#### Request 1:
Update the rows in the part that opens with the line containing "242, 159, 272]" and closes with the line containing "q7-label-p: P — [346, 203, 353, 215]" by replacing "q8-spring" with "q8-coil" and leaving everything else unchanged. Return only those rows.

#### Source passage:
Daley retweeted the message, saying, “After giving it my all...you get idiot’s sending me this.” Outraged, Daley’s legions of fans on Twitter rallied to his defense and told @Rileyy_69 exactly what they thought of him. @Rileyy_69 at first apologized to Daley, but then threatened to drown the diver in the pool. (You can see a timeline of @Rileyy's tweets here
The next day, the British police swooped in and arrested the unnamed teenager (the rights and wrongs of that are another issue entirely). He later received a police harassment warning.
While @Rileyy_69’s tweets were idiotic and extremely unpleasant, what was most unsettling was to see how quickly Twitter users came to resemble a lynch mob. Despite all its moral indignation and self-righteousness about the @Rileyy_69 tweets, the mob defending Daley’s honor was equally resplendent in its viciousness. The mob called for his death; people spared no creativity in the ways in which they hoped he would be raped in prison.
Then the more sophisticated elements of the Internet hate machine went into overdrive -- smelling blood, the ambulance-chasers of the meme world and the snarkistas had a new victim. Now @Rileyy_69 was the meme. Videos of him were mashed up and set to music, (here
), his stupider utterances were Photoshopped onto his more gormless photos, and the tweets of abuse just kept on coming: from other teenagers looking for a fights (digital and real), from lovesick teen girls who felt their beau had been attacked, and from plenty of responsible adults. The people of the Internet fought back. Yeah! Right?
The writers’ association PEN praised Tom Daley for retweeting the insult
as it was better than involving the law:
Robert Sharp, from English Pen, a writers’ association which campaigns for free expression in print and online, said that Daley’s decision to publicize the comments rather than to make a complaint to the police had been the appropriate course of action.
He said: “People often choose to express themselves in this manner and the police cannot investigate every outburst. In the case of Tom Daley, one has to ask whether these tweets were genuine threats to another person, or simply a rant.

#### Data provided:
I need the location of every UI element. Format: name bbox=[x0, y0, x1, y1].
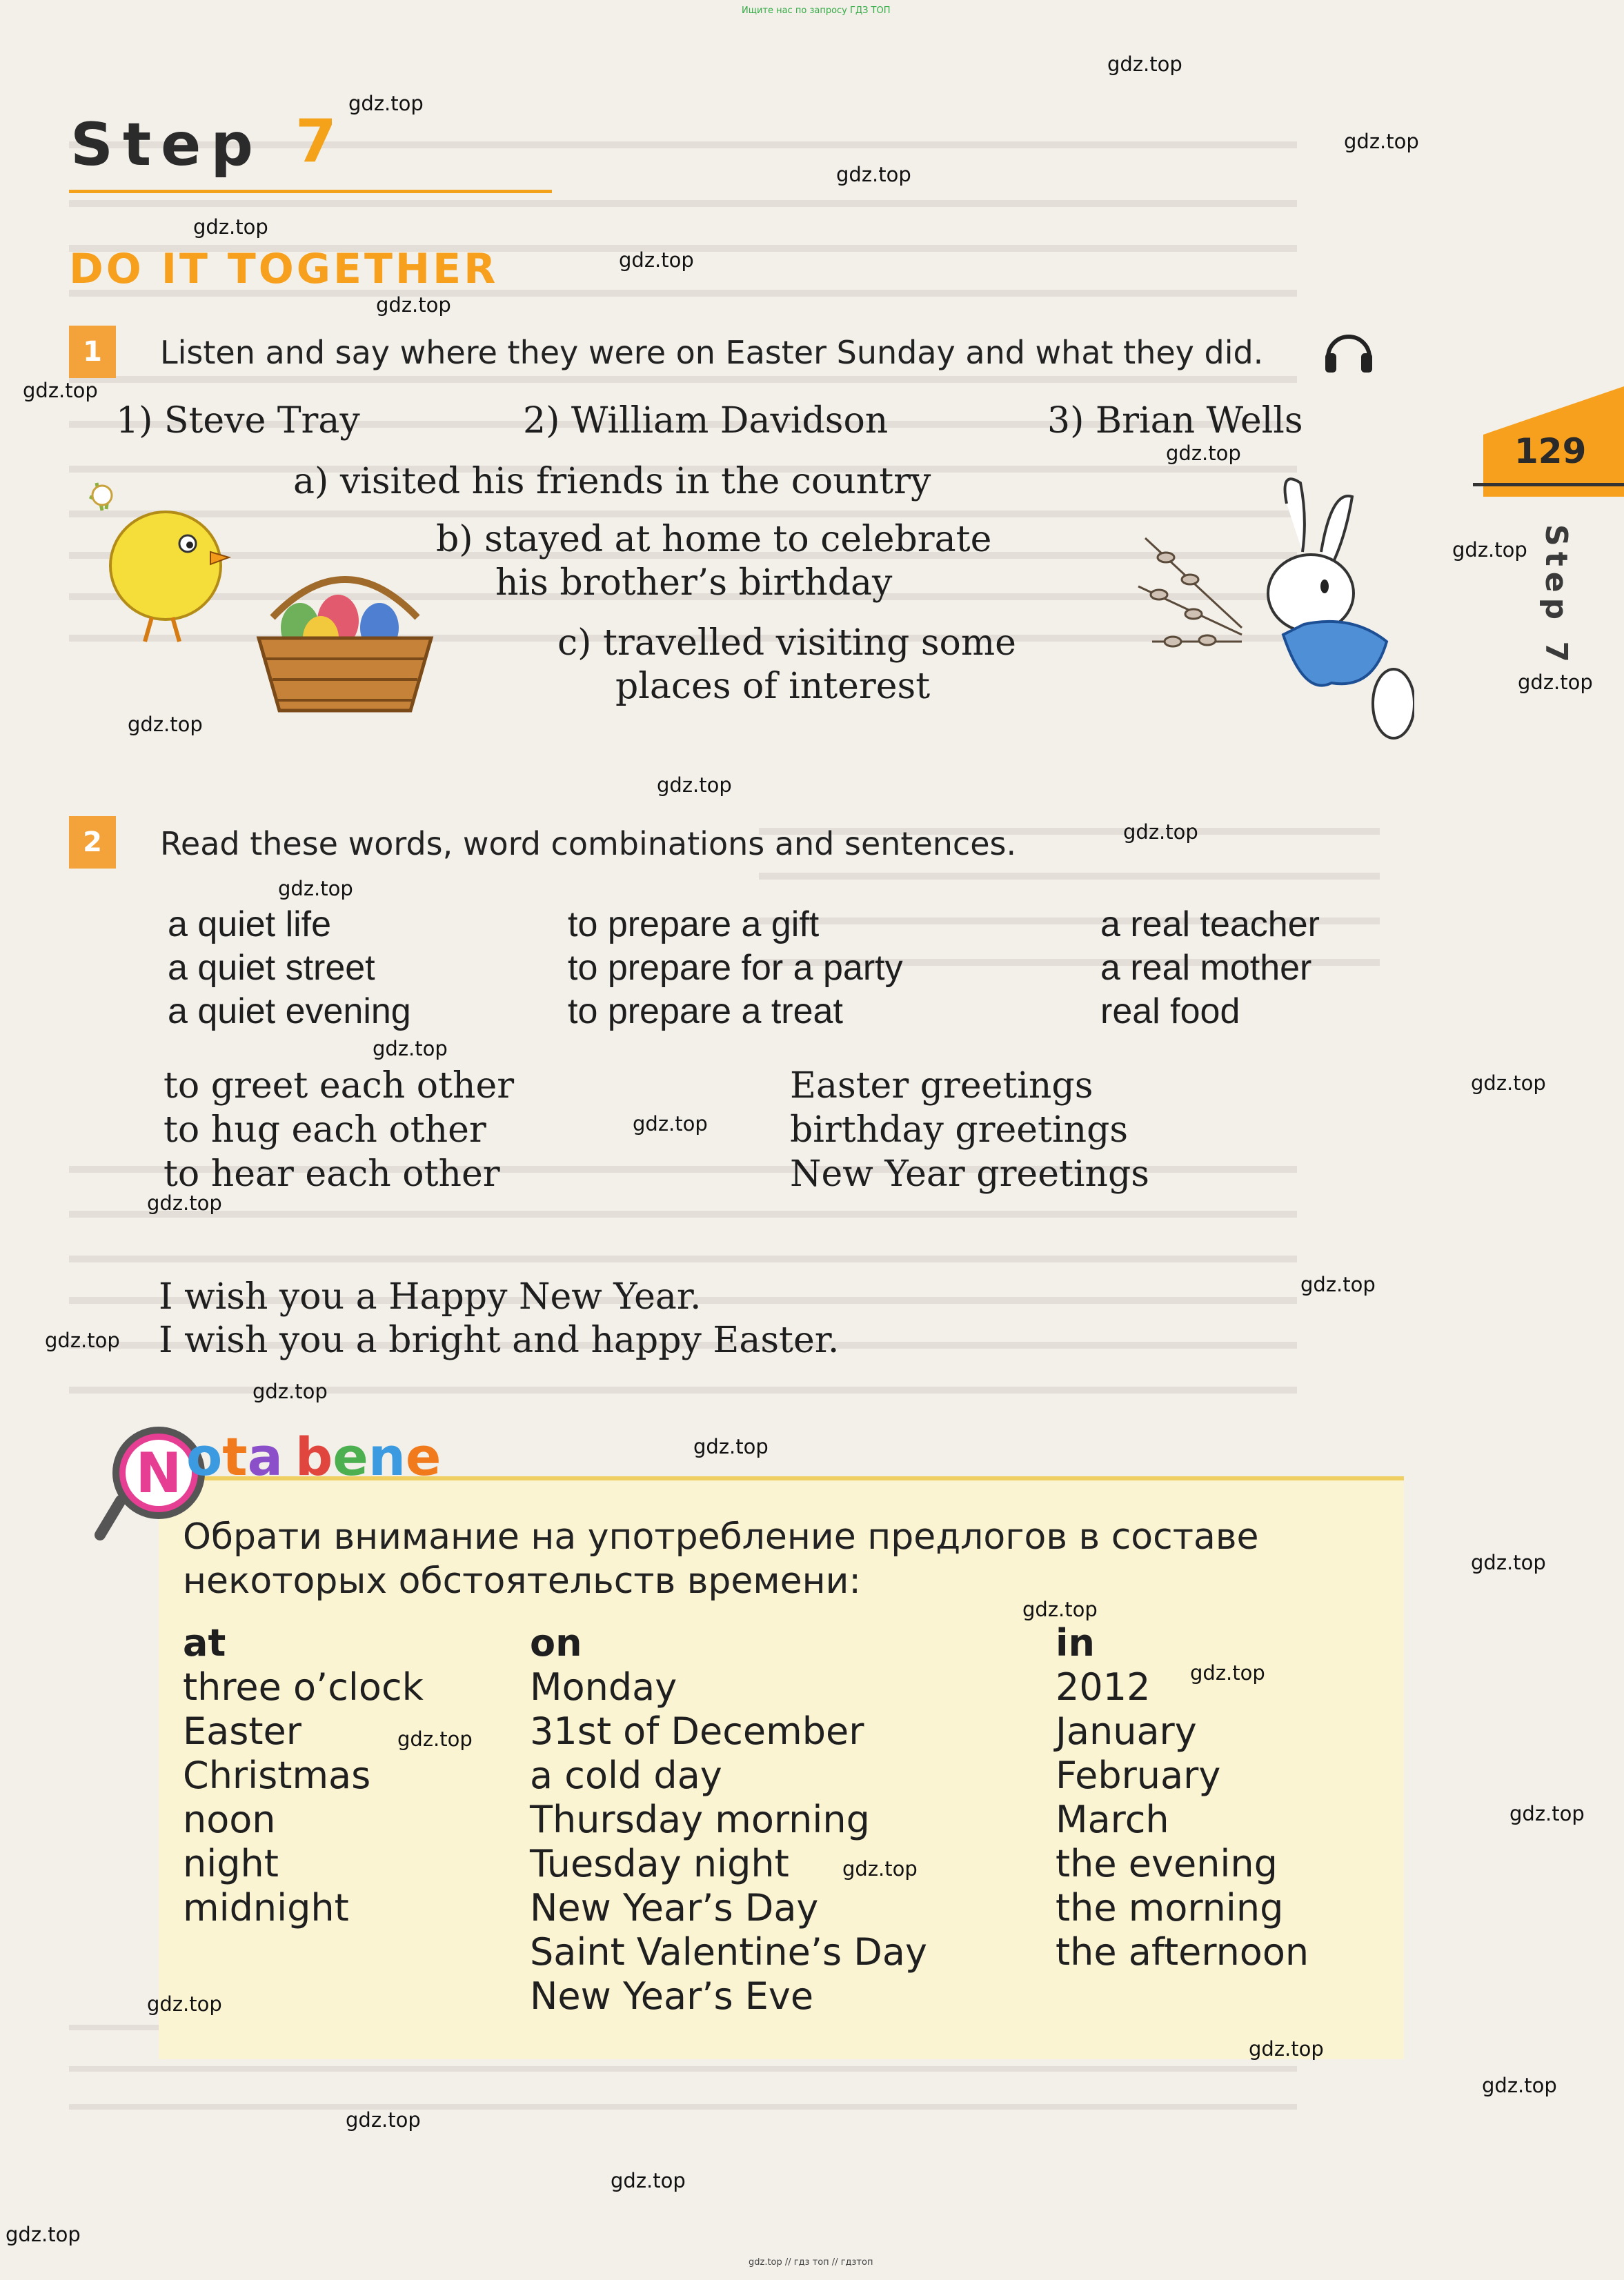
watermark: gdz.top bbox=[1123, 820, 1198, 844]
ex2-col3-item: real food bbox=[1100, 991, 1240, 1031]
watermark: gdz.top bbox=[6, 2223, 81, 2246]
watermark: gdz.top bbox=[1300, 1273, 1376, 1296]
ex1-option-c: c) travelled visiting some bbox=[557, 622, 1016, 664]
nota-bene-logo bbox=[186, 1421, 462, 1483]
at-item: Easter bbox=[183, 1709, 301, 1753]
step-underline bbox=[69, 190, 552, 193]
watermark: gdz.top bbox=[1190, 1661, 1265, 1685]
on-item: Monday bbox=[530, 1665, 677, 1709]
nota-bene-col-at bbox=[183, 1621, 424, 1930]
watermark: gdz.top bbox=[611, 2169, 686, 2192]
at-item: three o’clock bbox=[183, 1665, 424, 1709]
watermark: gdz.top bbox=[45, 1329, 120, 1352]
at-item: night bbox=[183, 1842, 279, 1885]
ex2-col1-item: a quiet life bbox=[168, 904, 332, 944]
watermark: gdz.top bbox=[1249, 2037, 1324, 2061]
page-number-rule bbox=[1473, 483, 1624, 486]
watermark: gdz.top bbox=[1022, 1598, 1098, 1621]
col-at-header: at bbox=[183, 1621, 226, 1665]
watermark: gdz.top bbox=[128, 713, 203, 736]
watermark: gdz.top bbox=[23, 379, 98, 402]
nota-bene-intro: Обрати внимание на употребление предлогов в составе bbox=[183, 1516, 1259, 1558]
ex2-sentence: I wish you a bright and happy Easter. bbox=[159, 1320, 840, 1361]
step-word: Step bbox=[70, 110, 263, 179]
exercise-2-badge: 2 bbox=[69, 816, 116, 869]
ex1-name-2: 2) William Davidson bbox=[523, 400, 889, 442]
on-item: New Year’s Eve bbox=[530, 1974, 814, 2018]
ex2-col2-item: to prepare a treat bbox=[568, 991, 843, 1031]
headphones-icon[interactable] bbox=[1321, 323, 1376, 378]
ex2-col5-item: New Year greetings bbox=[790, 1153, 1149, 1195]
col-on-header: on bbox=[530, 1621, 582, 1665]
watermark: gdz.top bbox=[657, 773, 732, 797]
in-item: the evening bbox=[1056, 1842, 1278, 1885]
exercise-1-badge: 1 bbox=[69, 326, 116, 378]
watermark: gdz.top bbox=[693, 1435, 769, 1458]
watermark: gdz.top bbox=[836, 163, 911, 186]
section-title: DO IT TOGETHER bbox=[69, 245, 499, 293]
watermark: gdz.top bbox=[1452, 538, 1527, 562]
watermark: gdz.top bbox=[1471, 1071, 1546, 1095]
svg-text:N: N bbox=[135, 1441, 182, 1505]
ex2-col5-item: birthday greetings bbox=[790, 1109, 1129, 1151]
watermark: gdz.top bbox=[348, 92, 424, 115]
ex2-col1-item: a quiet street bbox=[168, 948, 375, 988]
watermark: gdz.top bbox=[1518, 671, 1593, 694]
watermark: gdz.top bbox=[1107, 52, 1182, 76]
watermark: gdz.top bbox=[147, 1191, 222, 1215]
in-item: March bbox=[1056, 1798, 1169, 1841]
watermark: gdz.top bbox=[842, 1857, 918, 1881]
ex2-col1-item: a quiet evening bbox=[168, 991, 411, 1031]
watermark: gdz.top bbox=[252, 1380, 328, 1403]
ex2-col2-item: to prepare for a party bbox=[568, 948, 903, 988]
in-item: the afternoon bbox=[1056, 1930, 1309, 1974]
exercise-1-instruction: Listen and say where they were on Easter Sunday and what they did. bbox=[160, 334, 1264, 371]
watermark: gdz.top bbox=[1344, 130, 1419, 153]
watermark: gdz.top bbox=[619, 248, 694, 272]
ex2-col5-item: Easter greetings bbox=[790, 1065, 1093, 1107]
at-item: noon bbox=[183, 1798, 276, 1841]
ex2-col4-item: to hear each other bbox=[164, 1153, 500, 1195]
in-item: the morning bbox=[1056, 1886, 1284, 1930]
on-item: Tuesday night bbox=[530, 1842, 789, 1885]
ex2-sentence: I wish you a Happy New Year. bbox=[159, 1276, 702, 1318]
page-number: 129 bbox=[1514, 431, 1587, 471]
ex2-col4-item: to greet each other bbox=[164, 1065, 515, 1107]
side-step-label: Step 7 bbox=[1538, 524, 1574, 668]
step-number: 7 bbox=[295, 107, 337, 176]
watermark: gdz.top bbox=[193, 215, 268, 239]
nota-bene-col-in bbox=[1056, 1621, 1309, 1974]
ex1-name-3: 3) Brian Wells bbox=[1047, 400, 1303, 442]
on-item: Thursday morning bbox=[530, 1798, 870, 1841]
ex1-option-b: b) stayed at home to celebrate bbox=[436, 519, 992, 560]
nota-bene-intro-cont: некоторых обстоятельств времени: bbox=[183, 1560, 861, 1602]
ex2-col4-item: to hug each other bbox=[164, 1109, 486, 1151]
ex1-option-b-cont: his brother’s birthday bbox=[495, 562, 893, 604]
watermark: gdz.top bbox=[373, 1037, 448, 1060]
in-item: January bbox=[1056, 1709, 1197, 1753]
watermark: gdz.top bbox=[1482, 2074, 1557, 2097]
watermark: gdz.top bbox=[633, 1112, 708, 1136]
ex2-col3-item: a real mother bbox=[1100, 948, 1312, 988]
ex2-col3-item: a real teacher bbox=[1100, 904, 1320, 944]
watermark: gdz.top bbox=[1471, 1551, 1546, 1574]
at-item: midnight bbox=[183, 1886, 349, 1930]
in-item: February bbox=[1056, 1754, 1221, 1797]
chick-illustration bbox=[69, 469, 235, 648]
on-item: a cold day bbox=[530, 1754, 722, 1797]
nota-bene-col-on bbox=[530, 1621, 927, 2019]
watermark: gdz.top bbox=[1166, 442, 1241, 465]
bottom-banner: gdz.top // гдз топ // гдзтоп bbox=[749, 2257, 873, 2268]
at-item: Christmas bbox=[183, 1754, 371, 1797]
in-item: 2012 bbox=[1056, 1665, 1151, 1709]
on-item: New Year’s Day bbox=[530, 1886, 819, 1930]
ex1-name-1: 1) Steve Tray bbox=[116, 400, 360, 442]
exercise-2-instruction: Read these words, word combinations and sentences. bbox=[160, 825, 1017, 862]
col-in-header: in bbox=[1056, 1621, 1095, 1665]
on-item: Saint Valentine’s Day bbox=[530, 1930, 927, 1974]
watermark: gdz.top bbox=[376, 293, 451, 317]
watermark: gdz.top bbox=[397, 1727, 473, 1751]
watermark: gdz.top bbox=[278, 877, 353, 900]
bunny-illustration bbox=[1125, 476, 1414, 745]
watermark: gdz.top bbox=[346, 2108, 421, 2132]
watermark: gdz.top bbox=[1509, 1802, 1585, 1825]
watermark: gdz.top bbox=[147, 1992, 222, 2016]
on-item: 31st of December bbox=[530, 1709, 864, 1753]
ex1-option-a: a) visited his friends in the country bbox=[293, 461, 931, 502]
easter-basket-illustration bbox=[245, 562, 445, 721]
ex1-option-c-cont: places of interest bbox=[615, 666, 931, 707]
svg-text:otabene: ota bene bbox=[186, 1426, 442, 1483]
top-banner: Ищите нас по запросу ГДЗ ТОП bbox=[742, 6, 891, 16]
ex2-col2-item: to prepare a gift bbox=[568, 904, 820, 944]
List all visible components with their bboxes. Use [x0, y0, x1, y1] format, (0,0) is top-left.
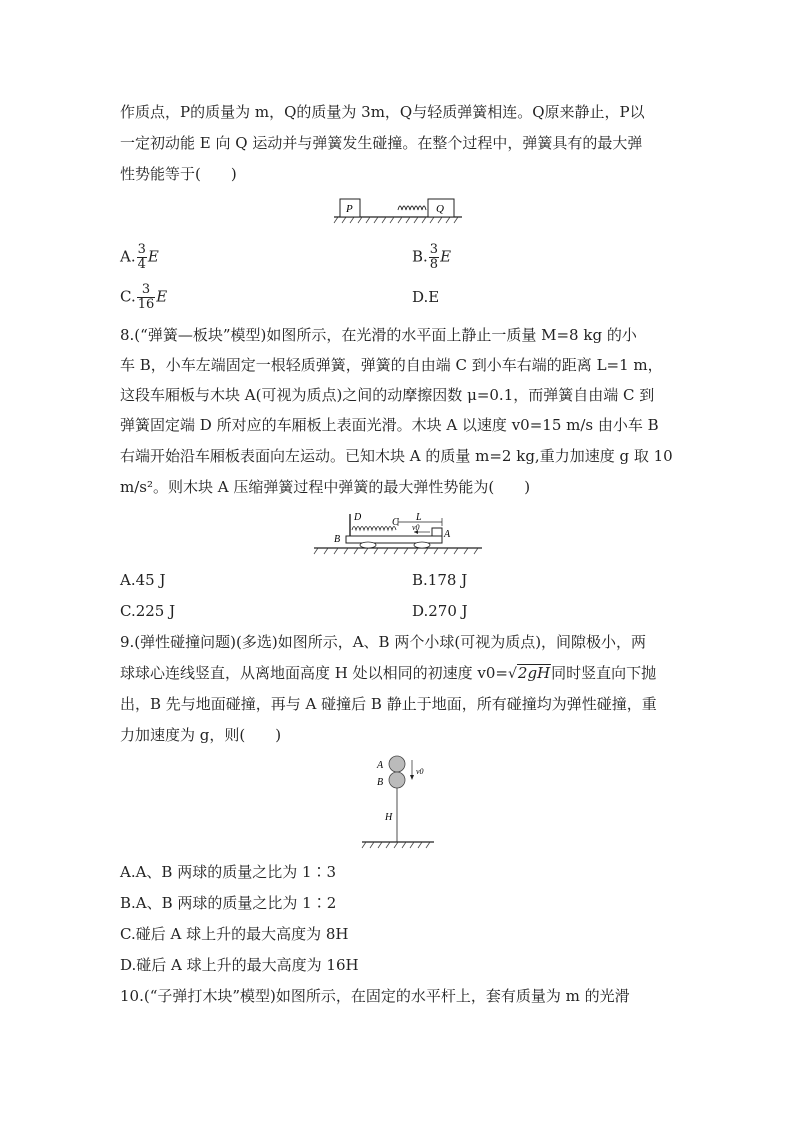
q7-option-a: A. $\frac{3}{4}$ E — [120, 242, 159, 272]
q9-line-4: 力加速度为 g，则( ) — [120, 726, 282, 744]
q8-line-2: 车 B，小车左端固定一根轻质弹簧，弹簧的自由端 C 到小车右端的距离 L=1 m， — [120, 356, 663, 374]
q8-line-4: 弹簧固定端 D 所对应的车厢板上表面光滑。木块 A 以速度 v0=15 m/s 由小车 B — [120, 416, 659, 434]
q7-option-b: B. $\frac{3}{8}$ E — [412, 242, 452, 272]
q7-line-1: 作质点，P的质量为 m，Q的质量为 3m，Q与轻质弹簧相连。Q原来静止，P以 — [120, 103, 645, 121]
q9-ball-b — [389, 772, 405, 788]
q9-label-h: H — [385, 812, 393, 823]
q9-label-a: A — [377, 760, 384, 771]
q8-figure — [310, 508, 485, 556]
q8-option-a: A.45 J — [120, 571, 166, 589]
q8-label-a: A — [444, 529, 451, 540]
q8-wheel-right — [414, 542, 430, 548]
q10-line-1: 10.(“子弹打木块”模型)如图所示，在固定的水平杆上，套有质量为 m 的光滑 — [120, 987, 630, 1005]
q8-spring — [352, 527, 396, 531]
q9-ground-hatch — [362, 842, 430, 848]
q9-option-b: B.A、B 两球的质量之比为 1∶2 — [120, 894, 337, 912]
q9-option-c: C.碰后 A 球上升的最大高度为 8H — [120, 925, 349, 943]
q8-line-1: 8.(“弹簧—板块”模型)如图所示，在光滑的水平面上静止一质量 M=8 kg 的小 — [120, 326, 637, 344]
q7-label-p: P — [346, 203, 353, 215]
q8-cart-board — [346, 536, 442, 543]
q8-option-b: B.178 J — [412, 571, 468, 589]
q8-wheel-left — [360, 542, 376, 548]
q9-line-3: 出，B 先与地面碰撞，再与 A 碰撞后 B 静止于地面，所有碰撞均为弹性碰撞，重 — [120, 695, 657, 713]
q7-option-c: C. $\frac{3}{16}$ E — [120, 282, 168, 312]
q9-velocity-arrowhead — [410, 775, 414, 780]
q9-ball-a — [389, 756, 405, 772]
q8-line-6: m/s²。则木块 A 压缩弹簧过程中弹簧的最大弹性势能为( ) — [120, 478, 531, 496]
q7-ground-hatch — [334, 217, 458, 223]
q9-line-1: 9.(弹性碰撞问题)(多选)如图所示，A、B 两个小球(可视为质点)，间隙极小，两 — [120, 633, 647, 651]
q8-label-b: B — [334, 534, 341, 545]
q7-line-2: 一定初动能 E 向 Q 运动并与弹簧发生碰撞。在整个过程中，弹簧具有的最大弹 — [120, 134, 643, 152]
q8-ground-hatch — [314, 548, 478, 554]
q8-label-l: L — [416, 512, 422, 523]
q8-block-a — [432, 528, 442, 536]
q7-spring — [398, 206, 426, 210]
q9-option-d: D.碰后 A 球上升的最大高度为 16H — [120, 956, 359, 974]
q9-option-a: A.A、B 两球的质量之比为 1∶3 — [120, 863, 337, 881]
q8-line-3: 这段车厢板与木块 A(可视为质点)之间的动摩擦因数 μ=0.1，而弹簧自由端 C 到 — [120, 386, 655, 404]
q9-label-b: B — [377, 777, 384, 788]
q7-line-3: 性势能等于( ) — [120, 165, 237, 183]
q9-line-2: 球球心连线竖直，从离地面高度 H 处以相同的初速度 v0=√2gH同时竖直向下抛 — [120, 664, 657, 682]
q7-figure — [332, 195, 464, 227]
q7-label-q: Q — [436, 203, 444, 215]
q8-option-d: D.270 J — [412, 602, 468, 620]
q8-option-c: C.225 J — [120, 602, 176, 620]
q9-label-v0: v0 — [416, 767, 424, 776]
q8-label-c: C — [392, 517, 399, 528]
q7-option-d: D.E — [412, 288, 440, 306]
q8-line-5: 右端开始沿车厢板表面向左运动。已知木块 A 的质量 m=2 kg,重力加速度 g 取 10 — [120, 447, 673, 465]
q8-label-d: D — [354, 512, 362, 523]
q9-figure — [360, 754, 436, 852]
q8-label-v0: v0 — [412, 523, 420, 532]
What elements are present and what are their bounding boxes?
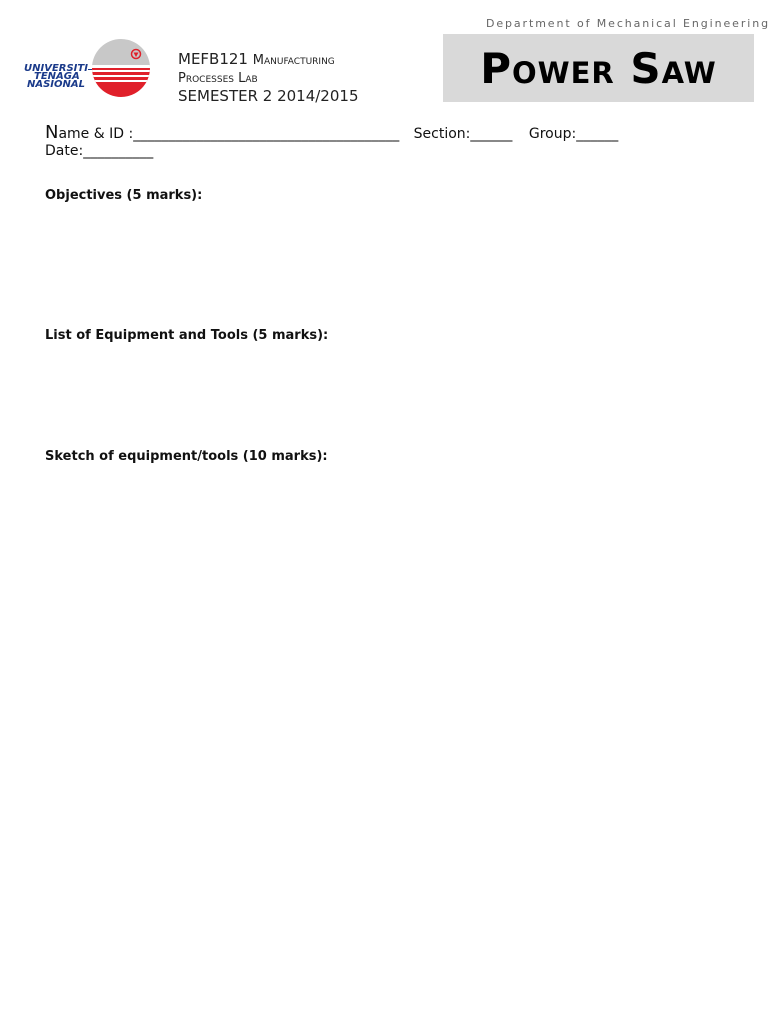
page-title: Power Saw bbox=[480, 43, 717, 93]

#### Request 2:
Go on with the passage about the abusive tweets sent to Tom Daley from where it stops.

#### Task result 1:
q7-option-a: A. $\frac{3}{4}$ E — [120, 242, 159, 272]
q9-line-4: 力加速度为 g，则( ) — [120, 726, 282, 744]
q8-line-2: 车 B，小车左端固定一根轻质弹簧，弹簧的自由端 C 到小车右端的距离 L=1 m， — [120, 356, 663, 374]
q8-line-4: 弹簧固定端 D 所对应的车厢板上表面光滑。木块 A 以速度 v0=15 m/s 由小车 B — [120, 416, 659, 434]
q7-option-b: B. $\frac{3}{8}$ E — [412, 242, 452, 272]
q7-line-1: 作质点，P的质量为 m，Q的质量为 3m，Q与轻质弹簧相连。Q原来静止，P以 — [120, 103, 645, 121]
q9-ball-b — [389, 772, 405, 788]
q9-label-h: H — [385, 812, 393, 823]
q9-label-a: A — [377, 760, 384, 771]
q8-figure — [310, 508, 485, 556]
q8-option-a: A.45 J — [120, 571, 166, 589]
q8-label-a: A — [444, 529, 451, 540]
q8-wheel-right — [414, 542, 430, 548]
q10-line-1: 10.(“子弹打木块”模型)如图所示，在固定的水平杆上，套有质量为 m 的光滑 — [120, 987, 630, 1005]
q8-coil — [352, 527, 396, 531]
q9-ground-hatch — [362, 842, 430, 848]
q9-option-b: B.A、B 两球的质量之比为 1∶2 — [120, 894, 337, 912]
q9-option-c: C.碰后 A 球上升的最大高度为 8H — [120, 925, 349, 943]
q8-line-1: 8.(“弹簧—板块”模型)如图所示，在光滑的水平面上静止一质量 M=8 kg 的小 — [120, 326, 637, 344]
q7-label-p: P — [346, 203, 353, 215]

#### Task result 2:
"Tom Daley showed a lot of class in responding to the trolls. He re-tweeted the offensive comments and the Twitter troll received a social humiliation at the hands of Tom’s many fans."
Sharp is right: Social humiliation is exactly what it’s about, although I would disagree that Daley is showing “class” here (that would be ignoring it). The mob can smell blood in the air -- it wants to see @Rileyy_69 humiliated, to see him hung, drawn, and quartered by Photoshop and on YouTube. While I’m sure he didn’t mean it like this, Daley’s retweet sent out a "bat signal" to his followers, a digital wolf whistle, an implicit blessing that it was now fine to put @Rileyy_69 in the stocks and throw tomatoes at him.
Sadly, the specter of the angry mob is all too familiar on Twitter. Depending on your politics and on where your outrage meter is set, many are likely justified and righteous causes, while others little more than tempests in teapots.
In recent days there have been “Twitter fury” stories aplenty on the criticism of NBC over its Olympics coverage
, the related story of a British journalist getting temporarily booted off Twitter
for tweeting the e-mail address of an NBC executive, a “Wall Street Journal” columnist making insensitive comments
following the Aurora shootings, and a British comedian getting into hot water with some of the Twitterati for saying a British swimmer had a face like a dolphin
. Much of it is done under the banner of that tired old meme, the meat and potatoes of geek-snark: #Fail.
In the days of old media, for most of us outrage was a private commodity. It was something we shared with partners or friends or the dog. We ranted, and if we were lucky enough someone listened. I could write a letter maybe, or phone the television station, or write letters to politicians, or go walking through the streets wearing a sandwich board. Now, of course, I can tweet directly to the very subject of my ire.
While our levels of outrage might not have changed, there is something about the medium of Twitter that seems to combust and amplify outrage. With its 140-character limit, Twitter rewards pithy populists and eschews nuance. The transaction costs of participation have been almost reduced to zero, so piling onto a cause (whether it’s calling for intervention in Syria or calling for @Rileyy_69’s death) doesn’t cost you much time or effort.
The anonymity -- real and perceived -- can also fuel outrage. Even if you’re using your real name on Twitter, hashtag dynamics can resemble a real crowd: as it pulsates through the streets, steadily increasing in number, it can provide you with cover; sometimes that protection is real, sometimes it is just a perception of invincibility through anonymity. That’s one reason why people in crowds get carried away and do things they wouldn’t do normally in their everyday lives, like smashing windows or throwing rocks at the police. They do that too with hashtags.
Writing about an audience at SXSW rebelling against a keynote, Kim Hinckley writes
Mobs form when individuals feel anonymous, and believe that their feelings and behaviors are shared by others. When the behavior becomes visible, and when nobody reacts negatively to it, the behavior gets amplified, with more and more people joining in.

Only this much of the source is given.